> Aim: Select the lines of the records containing the word "Past" and list them.

Data records:

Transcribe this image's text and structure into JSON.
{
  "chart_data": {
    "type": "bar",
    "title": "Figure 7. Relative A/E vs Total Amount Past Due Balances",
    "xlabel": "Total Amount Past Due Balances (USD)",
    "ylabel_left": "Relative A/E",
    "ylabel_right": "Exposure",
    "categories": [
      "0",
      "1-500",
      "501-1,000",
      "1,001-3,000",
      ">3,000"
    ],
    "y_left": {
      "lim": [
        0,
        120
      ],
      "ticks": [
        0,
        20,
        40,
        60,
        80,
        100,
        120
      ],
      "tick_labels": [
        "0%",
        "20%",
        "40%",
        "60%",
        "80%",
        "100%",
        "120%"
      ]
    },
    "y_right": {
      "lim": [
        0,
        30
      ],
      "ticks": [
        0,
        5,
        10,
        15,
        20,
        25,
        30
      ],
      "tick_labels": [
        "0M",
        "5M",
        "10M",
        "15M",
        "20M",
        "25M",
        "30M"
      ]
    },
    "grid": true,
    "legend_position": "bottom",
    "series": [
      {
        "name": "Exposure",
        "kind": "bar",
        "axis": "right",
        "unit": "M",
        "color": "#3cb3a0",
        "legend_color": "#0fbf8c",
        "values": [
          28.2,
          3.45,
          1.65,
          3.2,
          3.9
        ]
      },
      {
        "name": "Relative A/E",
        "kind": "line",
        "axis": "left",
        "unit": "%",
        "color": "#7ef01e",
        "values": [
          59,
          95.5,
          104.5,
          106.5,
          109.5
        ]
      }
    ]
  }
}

> Result of this task:
    "title": "Figure 7. Relative A/E vs Total Amount Past Due Balances",
    "xlabel": "Total Amount Past Due Balances (USD)",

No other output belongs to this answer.